*Work instructions:* Review the material and extract every line in which the word "title" occurs.

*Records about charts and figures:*
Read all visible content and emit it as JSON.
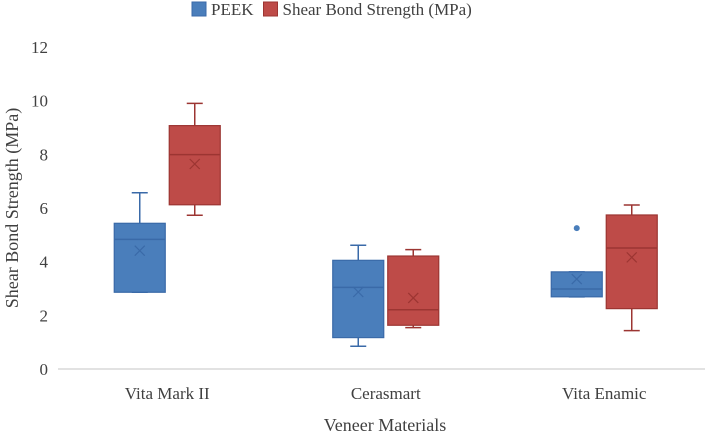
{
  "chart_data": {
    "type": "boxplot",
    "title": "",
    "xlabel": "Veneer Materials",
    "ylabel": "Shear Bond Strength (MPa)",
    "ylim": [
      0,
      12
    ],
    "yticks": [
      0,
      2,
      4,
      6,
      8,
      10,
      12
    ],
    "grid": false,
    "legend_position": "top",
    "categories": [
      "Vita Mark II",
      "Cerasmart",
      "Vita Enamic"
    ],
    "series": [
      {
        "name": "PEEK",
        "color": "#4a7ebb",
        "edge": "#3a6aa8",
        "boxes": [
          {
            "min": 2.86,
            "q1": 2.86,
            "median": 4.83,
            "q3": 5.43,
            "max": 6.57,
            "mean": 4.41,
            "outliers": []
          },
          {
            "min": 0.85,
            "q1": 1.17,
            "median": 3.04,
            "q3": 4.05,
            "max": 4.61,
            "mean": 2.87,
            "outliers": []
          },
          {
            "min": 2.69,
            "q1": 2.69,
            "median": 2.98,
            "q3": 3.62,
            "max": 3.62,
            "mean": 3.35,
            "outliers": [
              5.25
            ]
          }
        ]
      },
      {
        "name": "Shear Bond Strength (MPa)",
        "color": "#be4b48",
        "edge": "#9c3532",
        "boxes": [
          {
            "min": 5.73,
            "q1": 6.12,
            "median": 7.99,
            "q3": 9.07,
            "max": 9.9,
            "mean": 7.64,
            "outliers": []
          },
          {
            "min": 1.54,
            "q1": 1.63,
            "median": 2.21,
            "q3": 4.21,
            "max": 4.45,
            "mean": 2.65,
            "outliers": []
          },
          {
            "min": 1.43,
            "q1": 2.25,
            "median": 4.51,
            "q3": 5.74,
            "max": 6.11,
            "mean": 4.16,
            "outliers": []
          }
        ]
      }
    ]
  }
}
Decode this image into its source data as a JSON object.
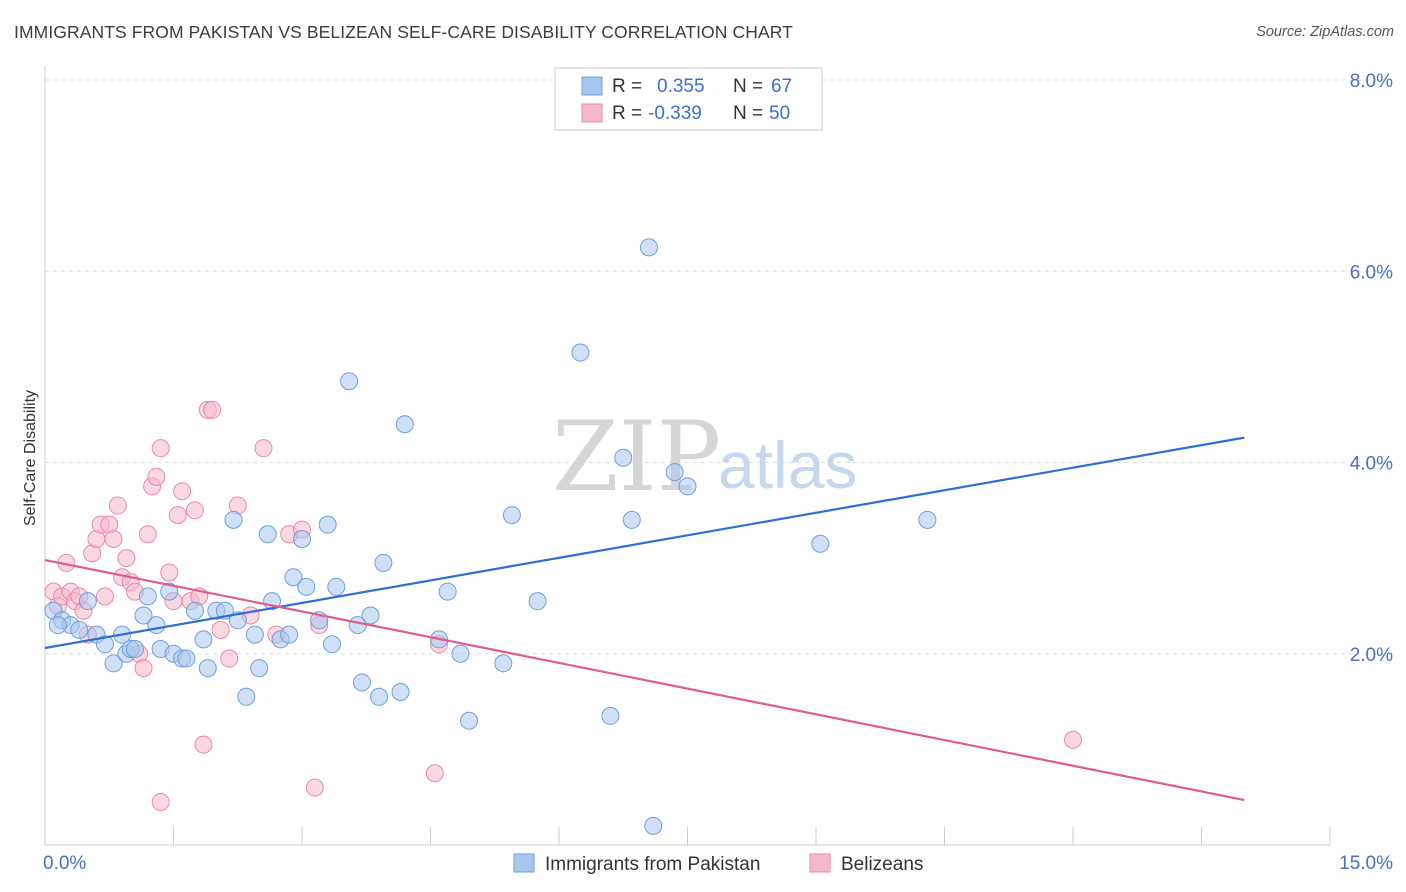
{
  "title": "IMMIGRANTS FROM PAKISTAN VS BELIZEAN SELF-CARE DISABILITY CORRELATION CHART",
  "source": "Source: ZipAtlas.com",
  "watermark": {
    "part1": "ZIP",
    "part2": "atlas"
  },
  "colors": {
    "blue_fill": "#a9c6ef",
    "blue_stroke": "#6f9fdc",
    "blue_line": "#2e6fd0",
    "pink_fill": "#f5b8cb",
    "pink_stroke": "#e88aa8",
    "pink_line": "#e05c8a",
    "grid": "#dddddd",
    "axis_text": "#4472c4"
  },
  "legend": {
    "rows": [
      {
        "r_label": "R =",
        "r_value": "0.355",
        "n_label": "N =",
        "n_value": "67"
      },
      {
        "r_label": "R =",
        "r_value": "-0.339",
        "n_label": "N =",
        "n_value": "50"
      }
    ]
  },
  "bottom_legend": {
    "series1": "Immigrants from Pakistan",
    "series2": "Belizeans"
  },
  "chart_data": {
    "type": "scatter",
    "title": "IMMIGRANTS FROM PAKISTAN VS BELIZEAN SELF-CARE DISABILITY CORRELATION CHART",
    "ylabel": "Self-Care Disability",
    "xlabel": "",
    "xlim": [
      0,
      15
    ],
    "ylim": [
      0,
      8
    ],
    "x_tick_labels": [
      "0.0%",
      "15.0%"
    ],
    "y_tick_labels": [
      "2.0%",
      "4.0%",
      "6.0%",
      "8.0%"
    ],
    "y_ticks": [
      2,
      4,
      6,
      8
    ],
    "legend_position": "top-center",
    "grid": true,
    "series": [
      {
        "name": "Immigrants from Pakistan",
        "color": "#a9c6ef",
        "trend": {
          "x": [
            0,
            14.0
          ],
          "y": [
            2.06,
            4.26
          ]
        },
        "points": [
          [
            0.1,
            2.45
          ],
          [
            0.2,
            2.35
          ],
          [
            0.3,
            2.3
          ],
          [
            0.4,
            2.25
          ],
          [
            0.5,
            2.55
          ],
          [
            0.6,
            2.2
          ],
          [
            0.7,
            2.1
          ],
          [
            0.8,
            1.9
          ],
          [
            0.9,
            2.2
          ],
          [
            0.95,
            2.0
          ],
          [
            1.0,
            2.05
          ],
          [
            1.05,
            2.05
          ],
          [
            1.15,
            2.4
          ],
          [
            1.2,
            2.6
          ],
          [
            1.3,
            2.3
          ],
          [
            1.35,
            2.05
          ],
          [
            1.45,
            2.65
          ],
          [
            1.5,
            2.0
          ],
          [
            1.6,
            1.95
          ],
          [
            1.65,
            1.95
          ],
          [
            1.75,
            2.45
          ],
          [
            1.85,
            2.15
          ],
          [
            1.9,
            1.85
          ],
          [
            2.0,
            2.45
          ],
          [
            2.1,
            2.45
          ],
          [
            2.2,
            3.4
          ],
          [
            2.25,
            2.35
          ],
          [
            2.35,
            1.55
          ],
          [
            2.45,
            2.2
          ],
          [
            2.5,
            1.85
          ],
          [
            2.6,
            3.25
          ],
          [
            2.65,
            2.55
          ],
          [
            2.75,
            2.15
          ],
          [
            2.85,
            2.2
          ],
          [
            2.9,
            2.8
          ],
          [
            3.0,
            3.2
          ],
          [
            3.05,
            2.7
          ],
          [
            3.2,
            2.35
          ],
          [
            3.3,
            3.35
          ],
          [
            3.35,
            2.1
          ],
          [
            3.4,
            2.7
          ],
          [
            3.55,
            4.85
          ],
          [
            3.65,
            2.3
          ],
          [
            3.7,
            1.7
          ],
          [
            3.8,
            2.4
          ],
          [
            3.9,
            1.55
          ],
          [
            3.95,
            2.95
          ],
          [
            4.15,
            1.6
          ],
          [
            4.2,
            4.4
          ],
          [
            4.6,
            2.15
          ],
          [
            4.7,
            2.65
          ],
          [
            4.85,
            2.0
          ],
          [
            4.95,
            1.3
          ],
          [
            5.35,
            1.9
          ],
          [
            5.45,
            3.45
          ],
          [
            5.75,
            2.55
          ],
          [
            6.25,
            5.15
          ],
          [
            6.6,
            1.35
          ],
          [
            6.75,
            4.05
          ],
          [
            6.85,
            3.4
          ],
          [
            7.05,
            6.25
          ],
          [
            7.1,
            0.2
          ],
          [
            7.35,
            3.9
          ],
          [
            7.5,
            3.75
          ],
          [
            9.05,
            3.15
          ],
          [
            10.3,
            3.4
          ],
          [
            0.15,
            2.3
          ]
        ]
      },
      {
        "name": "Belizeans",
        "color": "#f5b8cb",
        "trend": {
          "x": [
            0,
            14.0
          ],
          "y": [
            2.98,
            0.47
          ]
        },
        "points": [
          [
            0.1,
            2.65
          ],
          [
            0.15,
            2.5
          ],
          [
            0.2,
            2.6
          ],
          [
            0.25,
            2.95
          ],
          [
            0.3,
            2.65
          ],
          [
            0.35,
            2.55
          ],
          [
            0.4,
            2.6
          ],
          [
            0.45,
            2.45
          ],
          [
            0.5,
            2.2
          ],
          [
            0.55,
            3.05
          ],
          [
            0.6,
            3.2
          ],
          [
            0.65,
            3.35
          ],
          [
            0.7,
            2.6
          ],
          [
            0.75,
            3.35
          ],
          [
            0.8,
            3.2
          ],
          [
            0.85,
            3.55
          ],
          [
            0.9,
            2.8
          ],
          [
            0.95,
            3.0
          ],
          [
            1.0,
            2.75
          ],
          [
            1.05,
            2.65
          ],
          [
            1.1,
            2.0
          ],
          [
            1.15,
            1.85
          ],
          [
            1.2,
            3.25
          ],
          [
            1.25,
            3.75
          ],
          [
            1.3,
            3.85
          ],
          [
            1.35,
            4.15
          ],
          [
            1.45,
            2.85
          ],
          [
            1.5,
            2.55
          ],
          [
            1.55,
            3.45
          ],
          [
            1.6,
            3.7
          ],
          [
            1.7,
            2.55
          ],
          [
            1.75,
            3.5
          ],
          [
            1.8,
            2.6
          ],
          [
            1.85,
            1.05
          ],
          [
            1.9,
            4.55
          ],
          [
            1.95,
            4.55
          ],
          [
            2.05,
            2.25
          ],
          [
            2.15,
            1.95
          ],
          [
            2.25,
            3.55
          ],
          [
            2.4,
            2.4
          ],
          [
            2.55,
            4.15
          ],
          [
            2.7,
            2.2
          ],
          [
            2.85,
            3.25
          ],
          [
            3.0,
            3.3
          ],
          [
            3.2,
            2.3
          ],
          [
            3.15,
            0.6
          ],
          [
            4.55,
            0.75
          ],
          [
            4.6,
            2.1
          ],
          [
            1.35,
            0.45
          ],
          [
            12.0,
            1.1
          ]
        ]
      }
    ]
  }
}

==

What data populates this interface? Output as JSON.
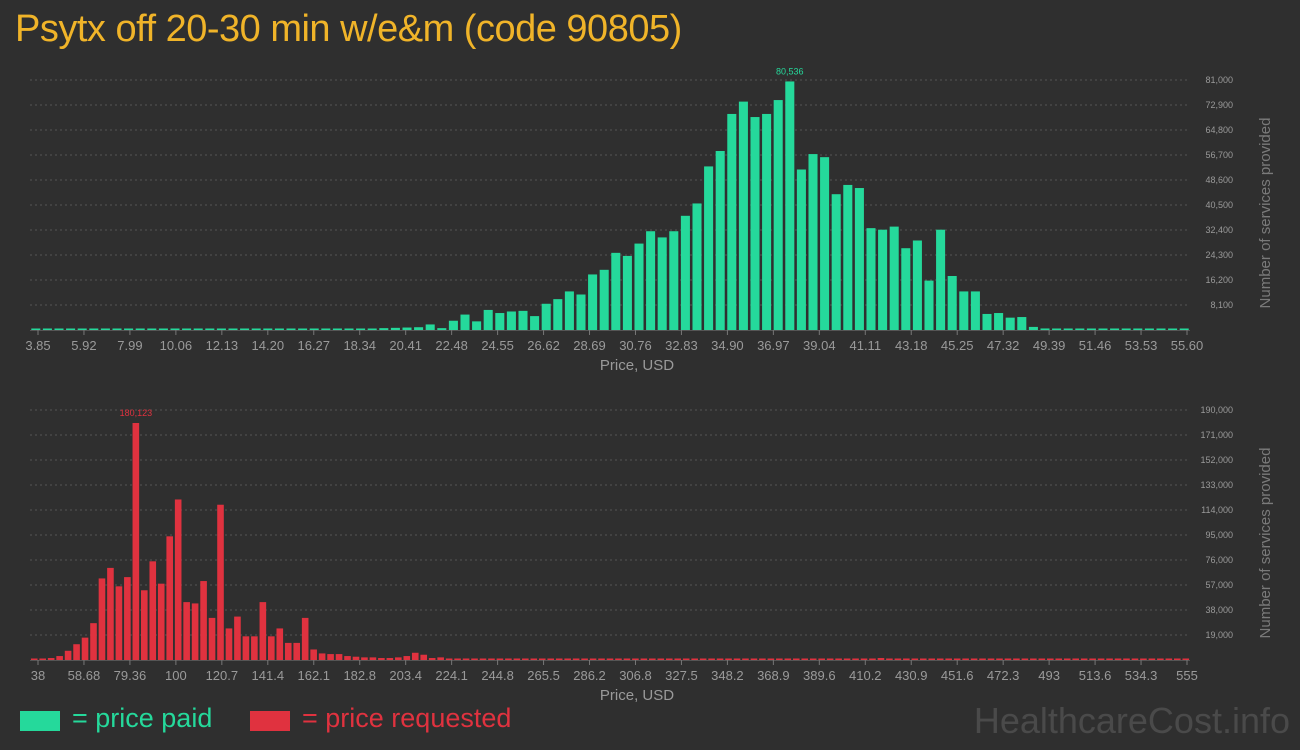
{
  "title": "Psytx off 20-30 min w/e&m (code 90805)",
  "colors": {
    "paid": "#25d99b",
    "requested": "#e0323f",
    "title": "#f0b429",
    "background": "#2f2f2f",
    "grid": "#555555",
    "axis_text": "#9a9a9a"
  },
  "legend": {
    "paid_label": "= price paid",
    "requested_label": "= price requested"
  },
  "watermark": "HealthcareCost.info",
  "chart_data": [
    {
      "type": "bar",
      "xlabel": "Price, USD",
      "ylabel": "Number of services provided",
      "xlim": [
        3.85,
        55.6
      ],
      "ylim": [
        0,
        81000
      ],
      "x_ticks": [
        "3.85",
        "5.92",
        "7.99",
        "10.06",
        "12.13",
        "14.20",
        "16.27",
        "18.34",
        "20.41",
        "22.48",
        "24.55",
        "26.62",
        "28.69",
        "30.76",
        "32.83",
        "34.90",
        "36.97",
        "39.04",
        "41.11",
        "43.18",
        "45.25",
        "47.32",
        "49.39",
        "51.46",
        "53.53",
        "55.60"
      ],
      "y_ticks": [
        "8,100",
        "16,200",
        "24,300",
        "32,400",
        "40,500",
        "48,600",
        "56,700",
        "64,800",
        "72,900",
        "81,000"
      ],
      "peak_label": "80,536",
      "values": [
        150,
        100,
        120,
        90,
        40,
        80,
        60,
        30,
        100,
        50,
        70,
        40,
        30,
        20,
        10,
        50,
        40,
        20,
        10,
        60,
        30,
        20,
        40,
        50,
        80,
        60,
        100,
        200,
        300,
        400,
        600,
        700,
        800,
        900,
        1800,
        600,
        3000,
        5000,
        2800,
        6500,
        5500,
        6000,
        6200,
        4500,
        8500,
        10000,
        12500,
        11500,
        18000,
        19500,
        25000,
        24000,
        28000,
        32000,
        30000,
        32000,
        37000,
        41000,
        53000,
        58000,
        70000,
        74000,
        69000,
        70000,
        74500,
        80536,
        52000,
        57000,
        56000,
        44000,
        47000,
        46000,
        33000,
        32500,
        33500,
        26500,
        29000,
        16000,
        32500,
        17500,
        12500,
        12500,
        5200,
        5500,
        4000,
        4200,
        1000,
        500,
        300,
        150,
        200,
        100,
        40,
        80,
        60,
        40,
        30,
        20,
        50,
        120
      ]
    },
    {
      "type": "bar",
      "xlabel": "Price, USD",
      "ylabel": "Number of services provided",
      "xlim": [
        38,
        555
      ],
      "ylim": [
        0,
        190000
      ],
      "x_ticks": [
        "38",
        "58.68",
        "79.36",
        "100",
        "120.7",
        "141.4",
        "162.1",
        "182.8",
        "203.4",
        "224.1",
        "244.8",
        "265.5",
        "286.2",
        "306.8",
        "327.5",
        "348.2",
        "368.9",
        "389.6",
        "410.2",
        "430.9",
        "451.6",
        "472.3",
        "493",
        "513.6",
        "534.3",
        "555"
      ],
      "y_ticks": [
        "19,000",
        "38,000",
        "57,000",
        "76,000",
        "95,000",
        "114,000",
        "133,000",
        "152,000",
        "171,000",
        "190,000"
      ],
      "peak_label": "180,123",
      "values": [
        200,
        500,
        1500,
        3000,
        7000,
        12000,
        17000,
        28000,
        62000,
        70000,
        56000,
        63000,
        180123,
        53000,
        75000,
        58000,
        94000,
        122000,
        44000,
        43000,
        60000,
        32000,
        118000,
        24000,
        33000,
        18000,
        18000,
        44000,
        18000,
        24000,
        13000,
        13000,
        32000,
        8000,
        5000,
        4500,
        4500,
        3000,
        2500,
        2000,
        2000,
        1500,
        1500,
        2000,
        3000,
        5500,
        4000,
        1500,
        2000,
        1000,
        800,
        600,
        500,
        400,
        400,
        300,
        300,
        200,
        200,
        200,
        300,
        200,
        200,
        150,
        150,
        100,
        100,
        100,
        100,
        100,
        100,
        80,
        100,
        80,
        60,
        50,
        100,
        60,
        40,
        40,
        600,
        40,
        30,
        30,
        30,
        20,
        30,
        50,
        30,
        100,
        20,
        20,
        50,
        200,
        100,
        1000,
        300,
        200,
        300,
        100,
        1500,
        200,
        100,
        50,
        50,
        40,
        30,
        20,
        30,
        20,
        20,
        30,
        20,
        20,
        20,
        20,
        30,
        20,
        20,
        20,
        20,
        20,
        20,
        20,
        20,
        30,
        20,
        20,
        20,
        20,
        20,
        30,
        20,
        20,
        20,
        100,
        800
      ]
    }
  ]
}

*Answer to the exercise:*
    "title": "",
  "title": "IMMIGRANTS FROM PAKISTAN VS BELIZEAN SELF-CARE DISABILITY CORRELATION CHART",
    "title": "IMMIGRANTS FROM PAKISTAN VS BELIZEAN SELF-CARE DISABILITY CORRELATION CHART",
  "title": "Psytx off 20-30 min w/e&m (code 90805)",
    "title": "#f0b429",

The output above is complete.